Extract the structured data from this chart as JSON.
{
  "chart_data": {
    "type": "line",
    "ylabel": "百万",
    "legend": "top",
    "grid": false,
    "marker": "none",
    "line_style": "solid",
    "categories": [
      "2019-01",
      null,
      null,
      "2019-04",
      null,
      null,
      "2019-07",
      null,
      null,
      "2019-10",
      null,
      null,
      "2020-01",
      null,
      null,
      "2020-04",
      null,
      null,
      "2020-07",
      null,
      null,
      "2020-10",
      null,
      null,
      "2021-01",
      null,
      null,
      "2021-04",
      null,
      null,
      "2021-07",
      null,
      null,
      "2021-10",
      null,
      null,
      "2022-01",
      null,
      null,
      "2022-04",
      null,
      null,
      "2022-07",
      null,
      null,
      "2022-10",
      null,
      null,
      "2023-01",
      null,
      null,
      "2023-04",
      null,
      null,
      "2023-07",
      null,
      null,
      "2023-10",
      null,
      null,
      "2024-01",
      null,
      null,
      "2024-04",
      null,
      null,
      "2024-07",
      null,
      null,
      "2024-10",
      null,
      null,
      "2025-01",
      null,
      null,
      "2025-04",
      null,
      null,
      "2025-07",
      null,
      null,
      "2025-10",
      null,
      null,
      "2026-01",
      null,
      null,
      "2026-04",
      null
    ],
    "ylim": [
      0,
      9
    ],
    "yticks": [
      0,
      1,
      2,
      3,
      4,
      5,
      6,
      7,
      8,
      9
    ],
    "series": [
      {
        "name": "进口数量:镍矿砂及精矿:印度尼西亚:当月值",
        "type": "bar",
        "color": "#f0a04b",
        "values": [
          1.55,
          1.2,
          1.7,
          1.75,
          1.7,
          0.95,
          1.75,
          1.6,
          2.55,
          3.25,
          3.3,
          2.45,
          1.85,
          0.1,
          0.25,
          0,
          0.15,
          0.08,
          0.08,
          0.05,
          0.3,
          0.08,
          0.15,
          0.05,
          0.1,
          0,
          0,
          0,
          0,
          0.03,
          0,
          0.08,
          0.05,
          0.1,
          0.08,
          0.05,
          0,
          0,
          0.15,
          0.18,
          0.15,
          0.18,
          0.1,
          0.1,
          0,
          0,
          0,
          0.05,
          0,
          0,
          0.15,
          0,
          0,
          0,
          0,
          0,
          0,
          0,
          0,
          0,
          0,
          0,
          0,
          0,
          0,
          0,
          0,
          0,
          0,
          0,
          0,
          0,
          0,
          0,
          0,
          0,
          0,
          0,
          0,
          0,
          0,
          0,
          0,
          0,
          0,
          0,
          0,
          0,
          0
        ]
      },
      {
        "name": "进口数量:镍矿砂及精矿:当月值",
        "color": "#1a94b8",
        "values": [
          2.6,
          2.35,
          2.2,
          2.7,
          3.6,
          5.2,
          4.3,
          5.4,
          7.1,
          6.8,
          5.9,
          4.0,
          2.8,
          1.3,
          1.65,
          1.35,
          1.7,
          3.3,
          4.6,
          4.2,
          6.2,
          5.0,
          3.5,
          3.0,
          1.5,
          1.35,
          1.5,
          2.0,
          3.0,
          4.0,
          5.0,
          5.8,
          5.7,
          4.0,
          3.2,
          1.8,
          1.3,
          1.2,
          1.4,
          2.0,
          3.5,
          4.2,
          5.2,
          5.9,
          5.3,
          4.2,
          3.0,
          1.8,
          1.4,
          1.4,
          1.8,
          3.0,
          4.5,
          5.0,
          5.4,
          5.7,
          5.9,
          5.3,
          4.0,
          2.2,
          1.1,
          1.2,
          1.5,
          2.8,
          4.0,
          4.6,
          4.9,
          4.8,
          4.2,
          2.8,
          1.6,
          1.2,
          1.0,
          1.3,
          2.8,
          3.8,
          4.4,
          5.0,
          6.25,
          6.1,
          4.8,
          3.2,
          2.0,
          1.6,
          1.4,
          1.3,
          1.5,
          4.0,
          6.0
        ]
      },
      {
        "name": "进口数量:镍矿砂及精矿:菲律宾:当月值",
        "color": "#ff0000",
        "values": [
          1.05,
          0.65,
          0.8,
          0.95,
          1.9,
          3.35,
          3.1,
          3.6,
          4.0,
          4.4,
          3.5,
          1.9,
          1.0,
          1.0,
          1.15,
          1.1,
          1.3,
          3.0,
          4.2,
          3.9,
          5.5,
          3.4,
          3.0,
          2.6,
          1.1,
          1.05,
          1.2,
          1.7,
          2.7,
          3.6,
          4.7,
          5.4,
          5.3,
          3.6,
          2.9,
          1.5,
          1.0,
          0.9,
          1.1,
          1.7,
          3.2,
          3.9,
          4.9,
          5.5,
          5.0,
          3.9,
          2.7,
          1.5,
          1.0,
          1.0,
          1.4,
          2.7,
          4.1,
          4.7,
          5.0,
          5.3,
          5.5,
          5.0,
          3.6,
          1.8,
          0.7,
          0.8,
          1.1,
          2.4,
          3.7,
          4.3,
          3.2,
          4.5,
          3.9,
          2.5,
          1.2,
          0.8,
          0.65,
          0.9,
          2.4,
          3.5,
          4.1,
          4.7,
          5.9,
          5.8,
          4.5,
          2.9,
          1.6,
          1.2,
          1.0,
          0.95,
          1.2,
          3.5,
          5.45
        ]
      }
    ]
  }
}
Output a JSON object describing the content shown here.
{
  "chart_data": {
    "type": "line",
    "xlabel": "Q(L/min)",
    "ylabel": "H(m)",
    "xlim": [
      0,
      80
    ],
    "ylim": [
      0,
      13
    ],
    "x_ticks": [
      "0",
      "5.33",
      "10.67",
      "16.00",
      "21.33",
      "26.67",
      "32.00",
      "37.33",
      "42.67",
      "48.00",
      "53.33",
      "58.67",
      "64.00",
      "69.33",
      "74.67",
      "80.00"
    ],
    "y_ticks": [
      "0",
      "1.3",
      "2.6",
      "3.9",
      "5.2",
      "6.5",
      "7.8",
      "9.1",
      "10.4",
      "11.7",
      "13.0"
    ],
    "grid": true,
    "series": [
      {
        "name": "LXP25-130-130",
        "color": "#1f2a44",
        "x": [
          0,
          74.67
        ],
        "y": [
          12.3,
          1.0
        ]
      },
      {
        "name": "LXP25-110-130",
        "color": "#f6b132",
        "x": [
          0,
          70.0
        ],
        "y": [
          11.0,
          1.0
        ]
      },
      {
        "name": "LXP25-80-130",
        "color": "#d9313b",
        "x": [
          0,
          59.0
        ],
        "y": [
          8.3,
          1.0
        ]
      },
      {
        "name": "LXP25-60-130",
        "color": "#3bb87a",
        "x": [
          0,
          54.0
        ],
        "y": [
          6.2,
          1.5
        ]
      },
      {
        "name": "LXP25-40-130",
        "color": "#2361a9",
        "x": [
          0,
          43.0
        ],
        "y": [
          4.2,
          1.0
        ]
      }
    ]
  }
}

[TASK DETAILS]:
Return every line above that contains the word "进口数量".

[SOLUTION]:
        "name": "进口数量:镍矿砂及精矿:印度尼西亚:当月值",
        "name": "进口数量:镍矿砂及精矿:当月值",
        "name": "进口数量:镍矿砂及精矿:菲律宾:当月值",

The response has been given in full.